• _WRITTEN PROBLEM_
Please transcribe the material below word for word, leaving out the pictures.

(Annotated region listings)
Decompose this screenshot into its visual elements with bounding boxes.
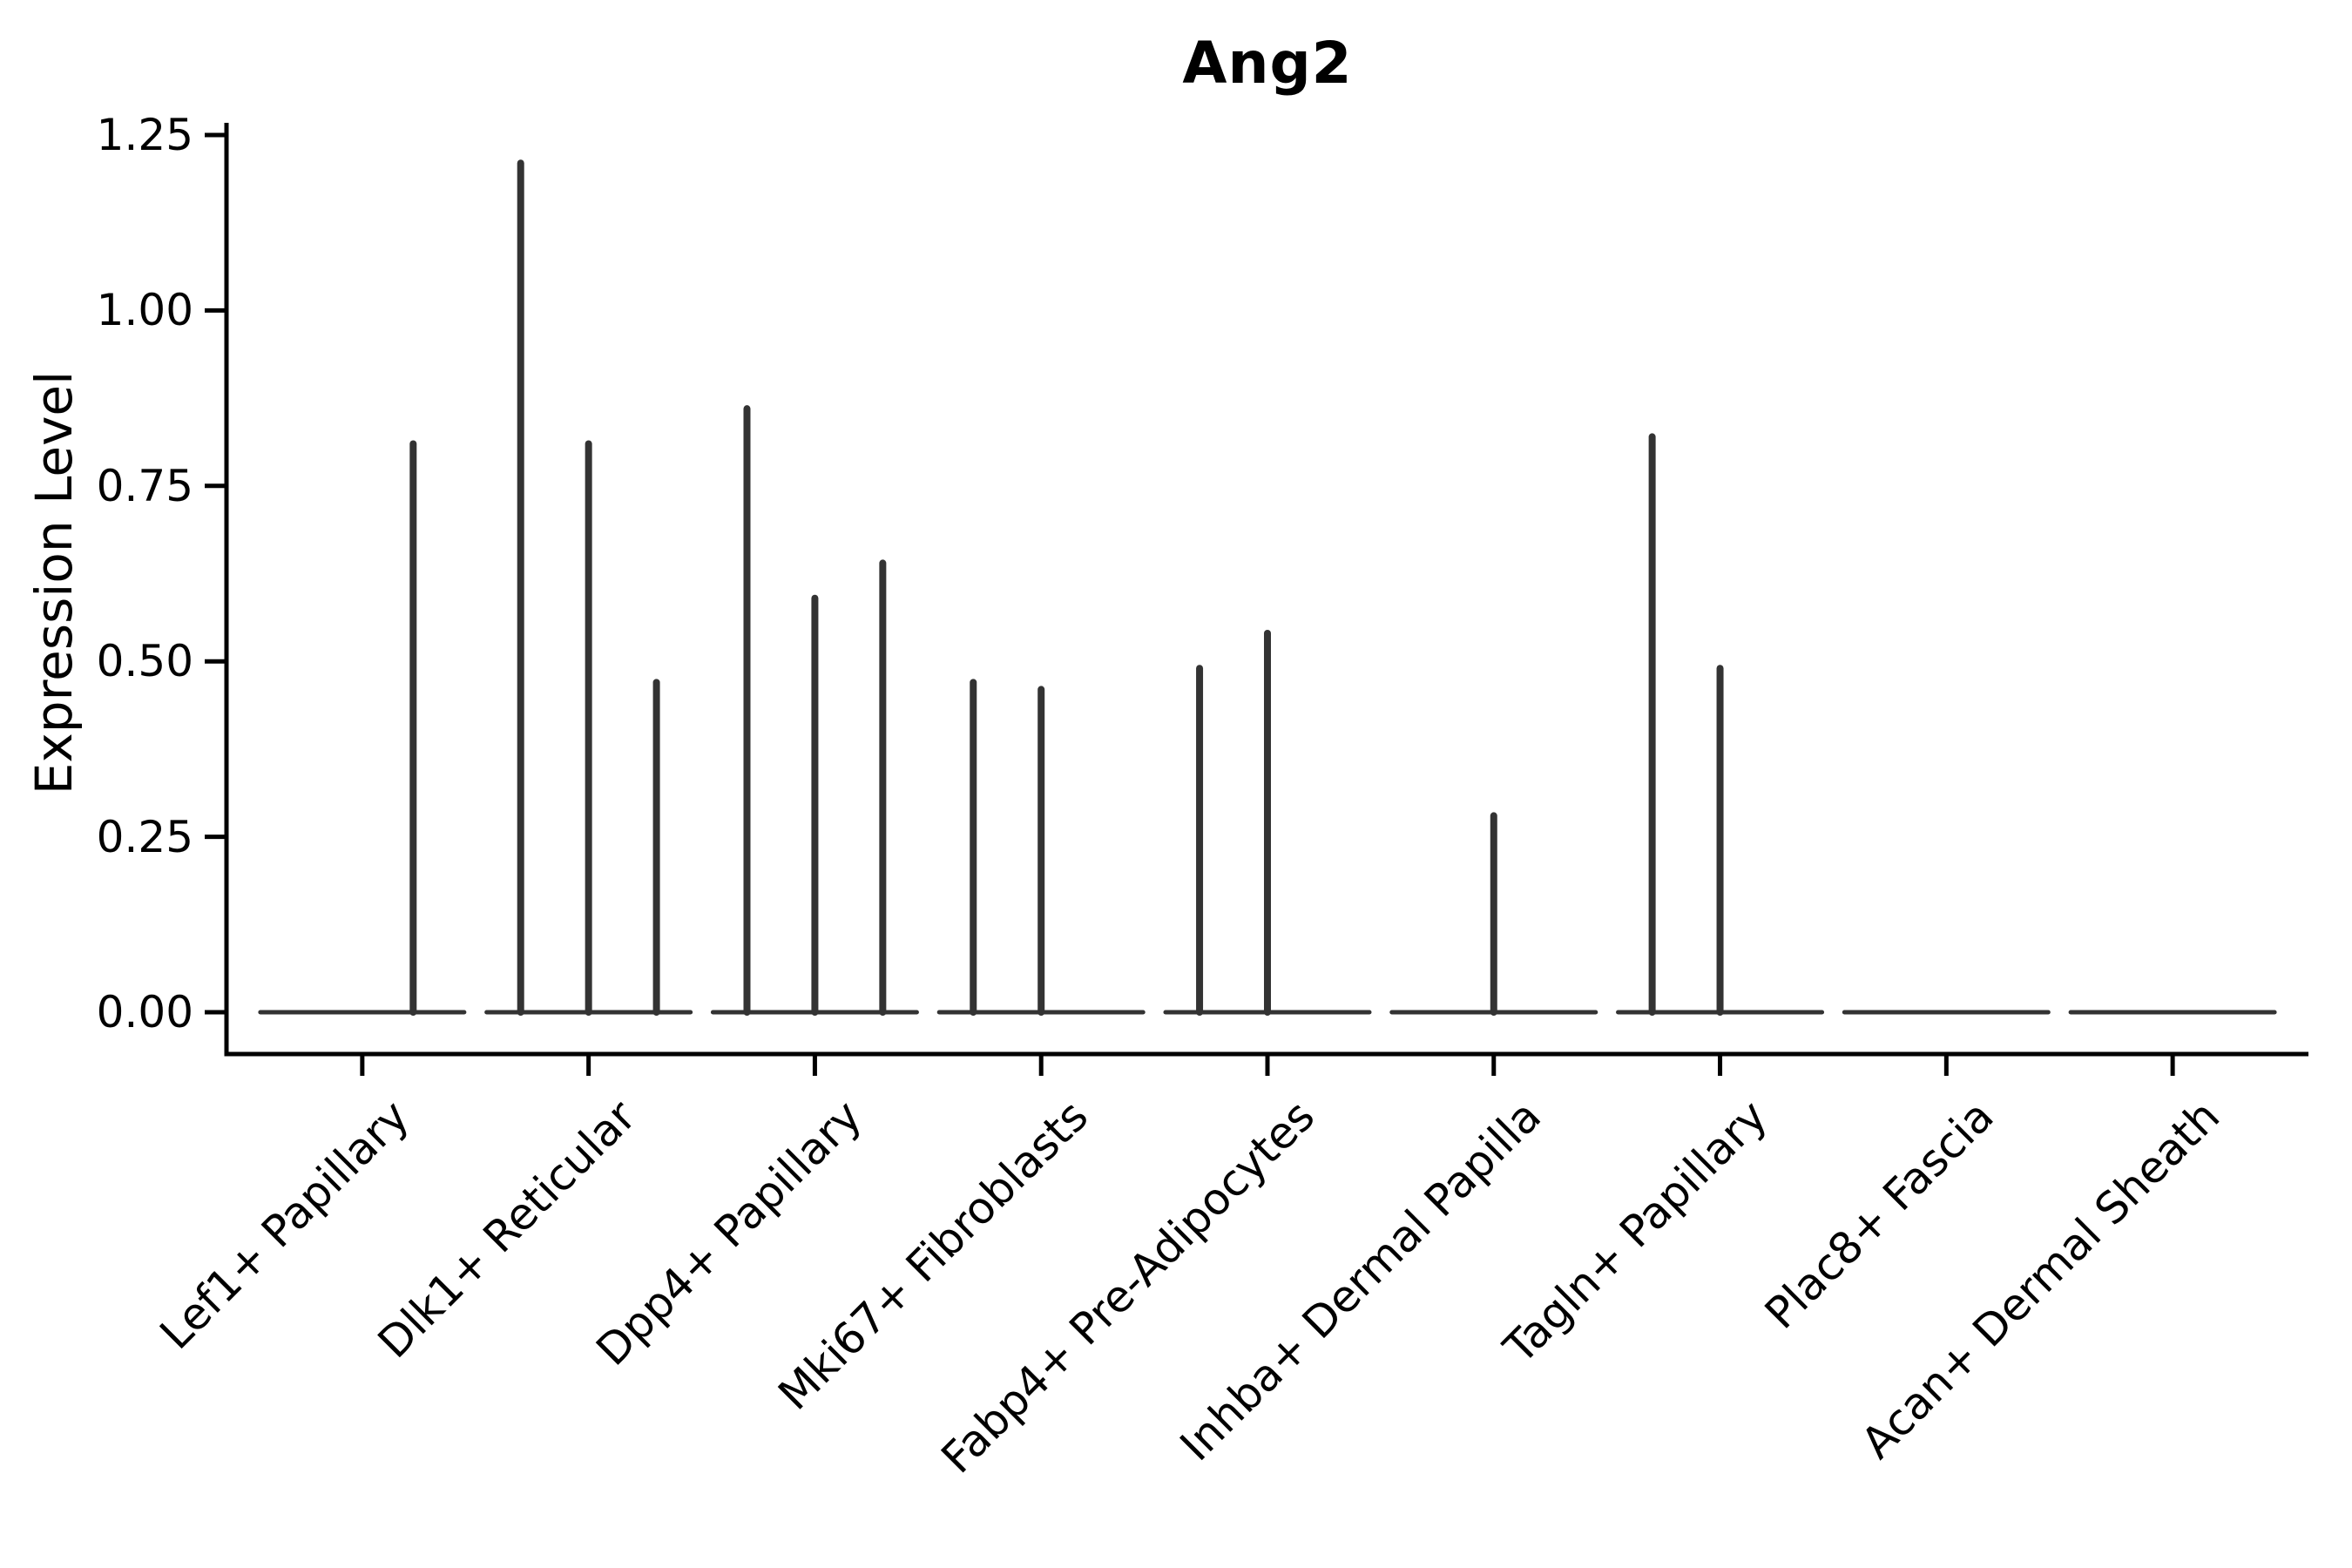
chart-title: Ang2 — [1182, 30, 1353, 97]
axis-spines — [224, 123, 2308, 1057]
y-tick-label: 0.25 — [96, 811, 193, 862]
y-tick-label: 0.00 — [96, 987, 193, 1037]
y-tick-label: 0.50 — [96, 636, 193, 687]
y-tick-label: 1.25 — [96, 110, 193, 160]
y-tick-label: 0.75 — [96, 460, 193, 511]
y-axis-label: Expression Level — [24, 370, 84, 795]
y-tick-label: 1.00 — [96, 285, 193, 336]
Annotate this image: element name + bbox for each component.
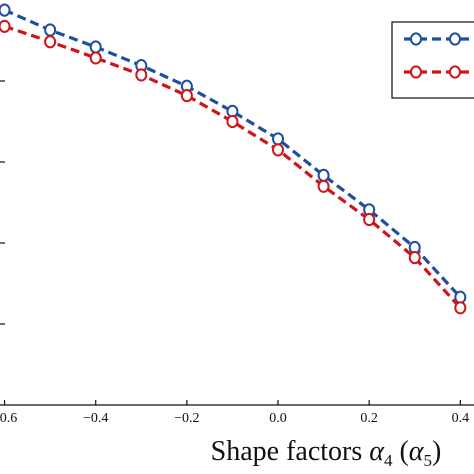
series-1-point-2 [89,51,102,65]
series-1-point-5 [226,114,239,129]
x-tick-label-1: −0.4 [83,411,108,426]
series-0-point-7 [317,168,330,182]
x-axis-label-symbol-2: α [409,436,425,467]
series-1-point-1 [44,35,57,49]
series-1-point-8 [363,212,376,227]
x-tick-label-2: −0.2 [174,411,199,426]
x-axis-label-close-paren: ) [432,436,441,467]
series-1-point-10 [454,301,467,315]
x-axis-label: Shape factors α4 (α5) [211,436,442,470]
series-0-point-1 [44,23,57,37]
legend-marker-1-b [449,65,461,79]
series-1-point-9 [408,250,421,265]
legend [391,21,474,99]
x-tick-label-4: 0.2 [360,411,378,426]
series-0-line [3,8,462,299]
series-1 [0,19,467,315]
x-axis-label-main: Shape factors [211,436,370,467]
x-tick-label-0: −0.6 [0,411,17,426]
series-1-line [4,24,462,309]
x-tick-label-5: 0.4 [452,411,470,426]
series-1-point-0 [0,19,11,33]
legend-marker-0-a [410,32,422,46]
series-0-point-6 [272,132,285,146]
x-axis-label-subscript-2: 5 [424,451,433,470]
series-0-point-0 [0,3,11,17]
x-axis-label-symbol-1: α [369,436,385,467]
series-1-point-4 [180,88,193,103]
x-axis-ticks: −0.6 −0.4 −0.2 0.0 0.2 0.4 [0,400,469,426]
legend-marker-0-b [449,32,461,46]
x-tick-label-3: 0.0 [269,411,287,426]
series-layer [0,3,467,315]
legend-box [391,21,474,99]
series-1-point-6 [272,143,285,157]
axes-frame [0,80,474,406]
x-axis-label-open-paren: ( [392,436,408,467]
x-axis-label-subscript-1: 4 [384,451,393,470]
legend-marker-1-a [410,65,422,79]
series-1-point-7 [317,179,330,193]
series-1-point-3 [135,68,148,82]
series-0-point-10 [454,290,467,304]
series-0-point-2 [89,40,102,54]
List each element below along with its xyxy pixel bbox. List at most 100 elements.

• _SOLUTION BELOW_
Decompose this screenshot into its visual elements with bounding boxes.
chart-title: Ang2 — [1182, 30, 1353, 97]
axis-spines — [224, 123, 2308, 1057]
y-tick-label: 0.25 — [96, 811, 193, 862]
y-tick-label: 0.00 — [96, 987, 193, 1037]
y-tick-label: 0.50 — [96, 636, 193, 687]
y-tick-label: 1.25 — [96, 110, 193, 160]
y-tick-label: 0.75 — [96, 460, 193, 511]
y-axis-label: Expression Level — [24, 370, 84, 795]
y-tick-label: 1.00 — [96, 285, 193, 336]
Annotate this image: element name + bbox for each component.
series-1-point-2 [89,51,102,65]
series-1-point-5 [226,114,239,129]
x-tick-label-1: −0.4 [83,411,108,426]
series-0-point-7 [317,168,330,182]
x-axis-label-symbol-2: α [409,436,425,467]
series-1-point-1 [44,35,57,49]
series-1-point-8 [363,212,376,227]
x-tick-label-2: −0.2 [174,411,199,426]
x-axis-label-close-paren: ) [432,436,441,467]
series-1-point-10 [454,301,467,315]
x-axis-label: Shape factors α4 (α5) [211,436,442,470]
series-0-point-1 [44,23,57,37]
legend-marker-1-b [449,65,461,79]
series-1-point-9 [408,250,421,265]
legend [391,21,474,99]
x-tick-label-4: 0.2 [360,411,378,426]
series-0-line [3,8,462,299]
series-1 [0,19,467,315]
x-axis-label-main: Shape factors [211,436,370,467]
x-tick-label-0: −0.6 [0,411,17,426]
series-1-line [4,24,462,309]
x-tick-label-5: 0.4 [452,411,470,426]
series-1-point-0 [0,19,11,33]
legend-marker-0-a [410,32,422,46]
series-0-point-6 [272,132,285,146]
x-axis-label-subscript-2: 5 [424,451,433,470]
series-0-point-0 [0,3,11,17]
x-axis-label-symbol-1: α [369,436,385,467]
series-1-point-4 [180,88,193,103]
x-axis-ticks: −0.6 −0.4 −0.2 0.0 0.2 0.4 [0,400,469,426]
legend-marker-0-b [449,32,461,46]
x-tick-label-3: 0.0 [269,411,287,426]
series-layer [0,3,467,315]
legend-box [391,21,474,99]
series-1-point-6 [272,143,285,157]
axes-frame [0,80,474,406]
x-axis-label-open-paren: ( [392,436,408,467]
x-axis-label-subscript-1: 4 [384,451,393,470]
legend-marker-1-a [410,65,422,79]
series-1-point-7 [317,179,330,193]
series-1-point-3 [135,68,148,82]
series-0-point-10 [454,290,467,304]
series-0-point-2 [89,40,102,54]
List each element below along with its xyxy pixel bbox. List at most 100 elements.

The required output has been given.